» GIVEN DATA
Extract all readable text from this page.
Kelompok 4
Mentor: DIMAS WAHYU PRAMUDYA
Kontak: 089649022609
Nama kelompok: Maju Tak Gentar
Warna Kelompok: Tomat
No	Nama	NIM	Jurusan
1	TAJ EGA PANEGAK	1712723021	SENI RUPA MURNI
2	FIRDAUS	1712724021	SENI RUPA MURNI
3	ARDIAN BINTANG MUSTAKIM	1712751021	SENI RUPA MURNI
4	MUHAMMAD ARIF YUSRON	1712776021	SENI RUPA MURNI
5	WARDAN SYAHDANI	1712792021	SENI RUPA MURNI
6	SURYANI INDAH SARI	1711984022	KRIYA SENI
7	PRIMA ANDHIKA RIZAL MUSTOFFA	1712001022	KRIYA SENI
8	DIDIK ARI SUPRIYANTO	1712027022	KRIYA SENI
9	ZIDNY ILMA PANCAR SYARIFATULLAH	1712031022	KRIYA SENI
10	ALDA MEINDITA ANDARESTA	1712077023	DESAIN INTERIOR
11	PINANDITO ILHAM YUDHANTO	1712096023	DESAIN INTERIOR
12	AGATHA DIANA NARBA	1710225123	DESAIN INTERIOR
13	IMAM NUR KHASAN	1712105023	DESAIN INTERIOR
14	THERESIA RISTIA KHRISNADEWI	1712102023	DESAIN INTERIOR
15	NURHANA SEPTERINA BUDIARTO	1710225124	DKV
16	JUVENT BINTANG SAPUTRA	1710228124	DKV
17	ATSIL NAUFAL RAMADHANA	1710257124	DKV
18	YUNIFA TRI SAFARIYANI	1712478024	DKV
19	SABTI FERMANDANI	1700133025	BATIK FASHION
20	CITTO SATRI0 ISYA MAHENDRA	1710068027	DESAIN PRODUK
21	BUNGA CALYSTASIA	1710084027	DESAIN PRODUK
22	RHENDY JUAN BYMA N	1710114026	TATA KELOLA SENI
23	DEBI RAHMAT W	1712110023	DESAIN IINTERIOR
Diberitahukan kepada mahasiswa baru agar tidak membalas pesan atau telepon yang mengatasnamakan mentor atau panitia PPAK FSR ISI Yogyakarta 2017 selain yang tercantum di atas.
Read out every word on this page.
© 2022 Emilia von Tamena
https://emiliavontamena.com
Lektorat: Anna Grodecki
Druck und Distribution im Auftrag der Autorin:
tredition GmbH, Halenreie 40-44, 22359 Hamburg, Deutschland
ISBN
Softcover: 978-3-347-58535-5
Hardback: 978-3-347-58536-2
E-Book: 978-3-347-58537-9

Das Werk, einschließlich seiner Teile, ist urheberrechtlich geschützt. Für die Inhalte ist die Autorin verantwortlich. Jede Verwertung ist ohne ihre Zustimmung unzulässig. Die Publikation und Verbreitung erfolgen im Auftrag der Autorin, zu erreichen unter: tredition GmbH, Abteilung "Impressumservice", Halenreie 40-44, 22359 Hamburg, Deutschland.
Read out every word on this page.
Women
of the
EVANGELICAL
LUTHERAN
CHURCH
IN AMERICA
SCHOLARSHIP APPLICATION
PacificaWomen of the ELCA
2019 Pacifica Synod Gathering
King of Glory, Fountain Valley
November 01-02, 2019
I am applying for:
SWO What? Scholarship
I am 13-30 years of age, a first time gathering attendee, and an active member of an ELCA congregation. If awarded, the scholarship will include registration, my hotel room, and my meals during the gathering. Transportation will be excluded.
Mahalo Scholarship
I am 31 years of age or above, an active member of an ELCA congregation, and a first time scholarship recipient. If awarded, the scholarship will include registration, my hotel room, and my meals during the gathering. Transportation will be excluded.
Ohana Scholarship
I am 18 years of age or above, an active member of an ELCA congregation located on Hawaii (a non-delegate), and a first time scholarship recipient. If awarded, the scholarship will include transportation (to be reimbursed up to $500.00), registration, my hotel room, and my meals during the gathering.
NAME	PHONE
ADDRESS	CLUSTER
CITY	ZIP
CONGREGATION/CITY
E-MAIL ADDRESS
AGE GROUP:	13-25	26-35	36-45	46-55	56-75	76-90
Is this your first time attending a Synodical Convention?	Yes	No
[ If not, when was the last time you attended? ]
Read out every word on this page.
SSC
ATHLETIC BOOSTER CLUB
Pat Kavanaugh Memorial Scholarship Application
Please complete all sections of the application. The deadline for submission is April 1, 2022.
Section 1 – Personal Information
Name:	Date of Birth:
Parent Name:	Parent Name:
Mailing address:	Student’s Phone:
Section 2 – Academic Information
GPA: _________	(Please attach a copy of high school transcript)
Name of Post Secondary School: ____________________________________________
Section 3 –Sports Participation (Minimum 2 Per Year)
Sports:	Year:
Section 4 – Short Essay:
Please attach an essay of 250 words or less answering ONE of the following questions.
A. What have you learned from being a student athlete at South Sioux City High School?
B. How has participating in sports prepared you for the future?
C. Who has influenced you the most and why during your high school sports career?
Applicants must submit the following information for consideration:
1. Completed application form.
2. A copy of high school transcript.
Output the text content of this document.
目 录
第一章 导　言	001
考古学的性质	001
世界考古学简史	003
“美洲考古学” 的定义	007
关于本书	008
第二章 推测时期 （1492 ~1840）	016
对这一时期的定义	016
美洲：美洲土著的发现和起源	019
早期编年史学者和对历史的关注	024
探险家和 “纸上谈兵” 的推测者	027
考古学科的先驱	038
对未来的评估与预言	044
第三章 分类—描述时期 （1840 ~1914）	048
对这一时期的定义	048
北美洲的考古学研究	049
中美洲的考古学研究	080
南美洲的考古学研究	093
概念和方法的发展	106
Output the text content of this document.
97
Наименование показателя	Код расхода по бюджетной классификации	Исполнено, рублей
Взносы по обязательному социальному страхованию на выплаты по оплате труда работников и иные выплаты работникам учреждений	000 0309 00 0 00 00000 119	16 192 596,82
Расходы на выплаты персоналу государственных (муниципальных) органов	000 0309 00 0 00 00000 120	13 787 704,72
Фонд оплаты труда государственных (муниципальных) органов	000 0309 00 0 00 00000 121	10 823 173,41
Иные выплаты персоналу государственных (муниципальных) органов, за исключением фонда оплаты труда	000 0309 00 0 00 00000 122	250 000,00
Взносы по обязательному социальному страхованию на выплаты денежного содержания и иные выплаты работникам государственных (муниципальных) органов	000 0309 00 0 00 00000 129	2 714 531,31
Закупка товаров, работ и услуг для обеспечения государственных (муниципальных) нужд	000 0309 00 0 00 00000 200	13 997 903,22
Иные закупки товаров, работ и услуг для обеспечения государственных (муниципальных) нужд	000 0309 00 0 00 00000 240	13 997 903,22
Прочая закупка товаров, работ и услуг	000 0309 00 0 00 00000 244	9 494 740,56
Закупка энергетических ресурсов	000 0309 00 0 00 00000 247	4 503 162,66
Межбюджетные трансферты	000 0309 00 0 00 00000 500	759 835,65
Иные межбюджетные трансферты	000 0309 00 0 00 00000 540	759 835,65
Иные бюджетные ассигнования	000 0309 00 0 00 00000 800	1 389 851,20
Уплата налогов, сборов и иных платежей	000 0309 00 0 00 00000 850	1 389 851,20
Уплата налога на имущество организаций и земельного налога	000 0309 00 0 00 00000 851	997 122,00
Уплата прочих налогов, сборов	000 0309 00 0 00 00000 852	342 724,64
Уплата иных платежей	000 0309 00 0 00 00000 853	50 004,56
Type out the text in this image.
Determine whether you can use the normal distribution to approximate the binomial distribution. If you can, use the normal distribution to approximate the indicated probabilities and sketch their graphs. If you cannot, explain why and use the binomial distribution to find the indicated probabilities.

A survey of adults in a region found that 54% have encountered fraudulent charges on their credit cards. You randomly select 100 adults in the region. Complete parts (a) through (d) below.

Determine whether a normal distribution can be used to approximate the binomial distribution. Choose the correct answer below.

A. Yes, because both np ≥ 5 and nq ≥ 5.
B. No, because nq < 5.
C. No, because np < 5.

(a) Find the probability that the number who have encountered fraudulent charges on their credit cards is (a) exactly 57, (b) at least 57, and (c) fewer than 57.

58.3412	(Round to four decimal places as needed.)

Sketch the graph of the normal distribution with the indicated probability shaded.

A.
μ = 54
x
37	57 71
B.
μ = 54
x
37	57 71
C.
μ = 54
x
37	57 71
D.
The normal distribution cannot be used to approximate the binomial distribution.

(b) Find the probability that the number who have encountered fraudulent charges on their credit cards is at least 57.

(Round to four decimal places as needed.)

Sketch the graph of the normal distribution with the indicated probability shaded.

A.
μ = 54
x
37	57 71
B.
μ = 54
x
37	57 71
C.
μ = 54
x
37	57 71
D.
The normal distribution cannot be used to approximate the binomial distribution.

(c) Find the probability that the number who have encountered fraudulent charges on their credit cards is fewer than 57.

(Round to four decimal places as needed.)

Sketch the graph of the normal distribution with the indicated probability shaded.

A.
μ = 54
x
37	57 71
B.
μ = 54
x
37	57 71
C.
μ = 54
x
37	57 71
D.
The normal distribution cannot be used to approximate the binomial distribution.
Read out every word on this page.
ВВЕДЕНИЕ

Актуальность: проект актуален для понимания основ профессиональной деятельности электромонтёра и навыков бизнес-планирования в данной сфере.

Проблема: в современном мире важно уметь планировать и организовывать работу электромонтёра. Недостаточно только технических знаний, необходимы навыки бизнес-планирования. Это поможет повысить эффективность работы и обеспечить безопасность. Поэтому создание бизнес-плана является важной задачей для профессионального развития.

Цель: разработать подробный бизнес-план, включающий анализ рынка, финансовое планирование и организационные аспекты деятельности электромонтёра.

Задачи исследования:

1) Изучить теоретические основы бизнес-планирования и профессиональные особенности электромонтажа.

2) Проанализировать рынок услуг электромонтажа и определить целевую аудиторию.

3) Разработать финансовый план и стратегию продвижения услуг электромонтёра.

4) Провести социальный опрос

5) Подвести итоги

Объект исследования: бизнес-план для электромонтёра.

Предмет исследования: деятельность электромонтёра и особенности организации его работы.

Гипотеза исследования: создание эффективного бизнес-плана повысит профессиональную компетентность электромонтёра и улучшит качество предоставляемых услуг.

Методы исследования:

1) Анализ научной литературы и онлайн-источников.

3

» PROBLEM TO SOLVE
Identify each line in the entries with the word "товаров" and copy it.

» EXERCISE OUTPUT
Закупка товаров, работ и услуг для обеспечения государственных (муниципальных) нужд	000 0309 00 0 00 00000 200	13 997 903,22
Иные закупки товаров, работ и услуг для обеспечения государственных (муниципальных) нужд	000 0309 00 0 00 00000 240	13 997 903,22
Прочая закупка товаров, работ и услуг	000 0309 00 0 00 00000 244	9 494 740,56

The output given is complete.